Set exercise ▸ Find the string "title" and gather every line that holds it.

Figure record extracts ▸
======

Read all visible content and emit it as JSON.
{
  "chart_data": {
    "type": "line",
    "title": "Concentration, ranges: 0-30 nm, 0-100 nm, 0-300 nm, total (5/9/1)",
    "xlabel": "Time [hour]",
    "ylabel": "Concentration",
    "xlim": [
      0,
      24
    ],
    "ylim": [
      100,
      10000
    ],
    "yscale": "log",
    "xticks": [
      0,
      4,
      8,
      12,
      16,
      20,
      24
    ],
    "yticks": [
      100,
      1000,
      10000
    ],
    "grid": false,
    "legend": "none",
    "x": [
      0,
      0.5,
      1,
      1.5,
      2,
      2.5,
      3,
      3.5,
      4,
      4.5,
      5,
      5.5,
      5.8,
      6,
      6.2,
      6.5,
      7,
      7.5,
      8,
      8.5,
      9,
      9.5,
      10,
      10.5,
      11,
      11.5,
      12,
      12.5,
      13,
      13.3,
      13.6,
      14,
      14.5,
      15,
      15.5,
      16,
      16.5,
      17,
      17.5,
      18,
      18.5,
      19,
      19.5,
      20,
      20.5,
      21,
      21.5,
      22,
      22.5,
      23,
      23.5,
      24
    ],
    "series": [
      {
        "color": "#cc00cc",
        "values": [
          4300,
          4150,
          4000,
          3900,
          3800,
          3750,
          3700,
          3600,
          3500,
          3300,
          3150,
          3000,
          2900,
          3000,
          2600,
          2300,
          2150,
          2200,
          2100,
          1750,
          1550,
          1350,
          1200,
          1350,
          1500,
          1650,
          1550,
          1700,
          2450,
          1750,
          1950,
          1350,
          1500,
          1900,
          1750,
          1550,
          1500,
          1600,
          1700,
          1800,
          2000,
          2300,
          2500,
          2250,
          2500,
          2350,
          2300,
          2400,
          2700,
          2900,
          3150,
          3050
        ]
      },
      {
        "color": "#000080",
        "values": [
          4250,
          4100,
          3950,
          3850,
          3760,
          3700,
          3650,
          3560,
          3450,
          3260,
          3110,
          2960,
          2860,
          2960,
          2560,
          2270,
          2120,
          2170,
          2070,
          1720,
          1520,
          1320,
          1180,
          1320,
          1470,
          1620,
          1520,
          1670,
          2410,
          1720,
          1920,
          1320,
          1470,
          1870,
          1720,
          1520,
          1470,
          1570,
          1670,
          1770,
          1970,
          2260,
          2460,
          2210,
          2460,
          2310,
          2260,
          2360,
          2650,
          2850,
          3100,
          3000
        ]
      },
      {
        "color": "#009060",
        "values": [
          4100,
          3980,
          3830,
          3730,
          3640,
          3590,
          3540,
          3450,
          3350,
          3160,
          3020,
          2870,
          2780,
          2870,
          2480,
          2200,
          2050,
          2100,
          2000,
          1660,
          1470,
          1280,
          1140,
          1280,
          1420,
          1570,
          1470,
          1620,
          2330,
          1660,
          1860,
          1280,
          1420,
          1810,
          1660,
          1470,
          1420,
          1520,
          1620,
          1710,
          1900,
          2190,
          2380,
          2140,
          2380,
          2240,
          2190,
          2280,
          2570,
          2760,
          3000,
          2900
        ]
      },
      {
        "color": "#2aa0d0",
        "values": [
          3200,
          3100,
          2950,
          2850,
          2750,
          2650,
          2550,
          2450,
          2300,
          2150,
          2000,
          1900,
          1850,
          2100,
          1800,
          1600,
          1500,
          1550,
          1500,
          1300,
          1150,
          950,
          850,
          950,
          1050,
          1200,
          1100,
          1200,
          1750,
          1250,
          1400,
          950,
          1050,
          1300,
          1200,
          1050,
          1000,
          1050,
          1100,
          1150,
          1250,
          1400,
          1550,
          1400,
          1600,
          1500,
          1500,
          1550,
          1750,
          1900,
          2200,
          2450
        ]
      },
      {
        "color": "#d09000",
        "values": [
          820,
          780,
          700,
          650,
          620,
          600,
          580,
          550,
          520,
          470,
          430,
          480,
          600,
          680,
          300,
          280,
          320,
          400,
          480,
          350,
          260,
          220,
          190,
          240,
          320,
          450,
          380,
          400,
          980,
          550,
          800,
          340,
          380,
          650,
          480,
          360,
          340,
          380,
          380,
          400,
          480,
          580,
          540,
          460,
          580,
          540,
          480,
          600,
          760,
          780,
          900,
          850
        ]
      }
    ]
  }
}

======

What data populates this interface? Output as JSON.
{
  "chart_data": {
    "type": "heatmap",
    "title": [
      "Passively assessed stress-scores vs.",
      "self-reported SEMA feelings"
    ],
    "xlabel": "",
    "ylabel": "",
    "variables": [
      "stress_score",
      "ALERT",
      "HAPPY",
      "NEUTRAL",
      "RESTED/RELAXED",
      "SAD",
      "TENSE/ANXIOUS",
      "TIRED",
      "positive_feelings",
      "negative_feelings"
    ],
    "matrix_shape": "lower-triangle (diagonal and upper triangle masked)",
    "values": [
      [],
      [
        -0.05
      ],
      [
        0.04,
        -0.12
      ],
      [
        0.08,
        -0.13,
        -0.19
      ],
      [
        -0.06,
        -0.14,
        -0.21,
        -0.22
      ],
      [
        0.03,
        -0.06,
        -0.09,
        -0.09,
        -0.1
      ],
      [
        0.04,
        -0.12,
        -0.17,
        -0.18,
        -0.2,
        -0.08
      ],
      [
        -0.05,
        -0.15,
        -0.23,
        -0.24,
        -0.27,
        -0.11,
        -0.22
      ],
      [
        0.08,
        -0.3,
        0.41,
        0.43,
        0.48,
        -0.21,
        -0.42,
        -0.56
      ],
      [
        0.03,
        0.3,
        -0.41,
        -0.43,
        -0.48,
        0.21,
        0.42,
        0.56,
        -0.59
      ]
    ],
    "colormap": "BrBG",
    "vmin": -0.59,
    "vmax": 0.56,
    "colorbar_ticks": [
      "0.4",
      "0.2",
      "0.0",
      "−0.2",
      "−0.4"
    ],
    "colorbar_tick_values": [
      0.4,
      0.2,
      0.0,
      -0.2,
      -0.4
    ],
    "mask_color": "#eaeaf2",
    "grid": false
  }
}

======

Full output ▸
    "title": "Concentration, ranges: 0-30 nm, 0-100 nm, 0-300 nm, total (5/9/1)",
    "title": [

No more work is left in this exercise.